DIRECTION: Write out all of the lines below, exactly and completely.

Data items
· · ·
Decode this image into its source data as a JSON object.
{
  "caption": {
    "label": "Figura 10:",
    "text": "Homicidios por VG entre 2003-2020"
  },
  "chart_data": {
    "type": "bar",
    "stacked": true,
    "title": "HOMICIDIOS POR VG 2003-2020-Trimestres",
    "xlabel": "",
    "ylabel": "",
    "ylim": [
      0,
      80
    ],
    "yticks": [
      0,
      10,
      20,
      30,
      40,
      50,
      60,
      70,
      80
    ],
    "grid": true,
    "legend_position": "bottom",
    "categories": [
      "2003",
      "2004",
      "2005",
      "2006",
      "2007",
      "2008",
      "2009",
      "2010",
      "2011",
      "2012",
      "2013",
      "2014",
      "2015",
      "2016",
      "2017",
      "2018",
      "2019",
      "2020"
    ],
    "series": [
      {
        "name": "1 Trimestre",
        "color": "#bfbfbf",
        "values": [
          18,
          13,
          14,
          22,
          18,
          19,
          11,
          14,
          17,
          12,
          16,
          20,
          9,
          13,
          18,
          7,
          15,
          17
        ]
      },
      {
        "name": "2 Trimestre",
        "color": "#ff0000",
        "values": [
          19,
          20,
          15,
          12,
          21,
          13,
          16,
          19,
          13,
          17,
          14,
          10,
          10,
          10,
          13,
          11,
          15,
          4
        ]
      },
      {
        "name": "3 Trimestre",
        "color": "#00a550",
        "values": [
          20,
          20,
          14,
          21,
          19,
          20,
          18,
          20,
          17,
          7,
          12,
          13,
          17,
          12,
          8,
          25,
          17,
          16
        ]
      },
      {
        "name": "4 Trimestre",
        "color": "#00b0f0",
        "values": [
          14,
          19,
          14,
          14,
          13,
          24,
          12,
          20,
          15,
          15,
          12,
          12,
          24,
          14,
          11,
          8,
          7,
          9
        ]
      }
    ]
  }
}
· · ·
THE ANSWER:
Decode this image into its source data as a JSON object.
{
  "caption": {
    "label": "Figura 10:",
    "text": "Homicidios por VG entre 2003-2020"
  },
  "chart_data": {
    "type": "bar",
    "stacked": true,
    "title": "HOMICIDIOS POR VG 2003-2020-Trimestres",
    "xlabel": "",
    "ylabel": "",
    "ylim": [
      0,
      80
    ],
    "yticks": [
      0,
      10,
      20,
      30,
      40,
      50,
      60,
      70,
      80
    ],
    "grid": true,
    "legend_position": "bottom",
    "categories": [
      "2003",
      "2004",
      "2005",
      "2006",
      "2007",
      "2008",
      "2009",
      "2010",
      "2011",
      "2012",
      "2013",
      "2014",
      "2015",
      "2016",
      "2017",
      "2018",
      "2019",
      "2020"
    ],
    "series": [
      {
        "name": "1 Trimestre",
        "color": "#bfbfbf",
        "values": [
          18,
          13,
          14,
          22,
          18,
          19,
          11,
          14,
          17,
          12,
          16,
          20,
          9,
          13,
          18,
          7,
          15,
          17
        ]
      },
      {
        "name": "2 Trimestre",
        "color": "#ff0000",
        "values": [
          19,
          20,
          15,
          12,
          21,
          13,
          16,
          19,
          13,
          17,
          14,
          10,
          10,
          10,
          13,
          11,
          15,
          4
        ]
      },
      {
        "name": "3 Trimestre",
        "color": "#00a550",
        "values": [
          20,
          20,
          14,
          21,
          19,
          20,
          18,
          20,
          17,
          7,
          12,
          13,
          17,
          12,
          8,
          25,
          17,
          16
        ]
      },
      {
        "name": "4 Trimestre",
        "color": "#00b0f0",
        "values": [
          14,
          19,
          14,
          14,
          13,
          24,
          12,
          20,
          15,
          15,
          12,
          12,
          24,
          14,
          11,
          8,
          7,
          9
        ]
      }
    ]
  }
}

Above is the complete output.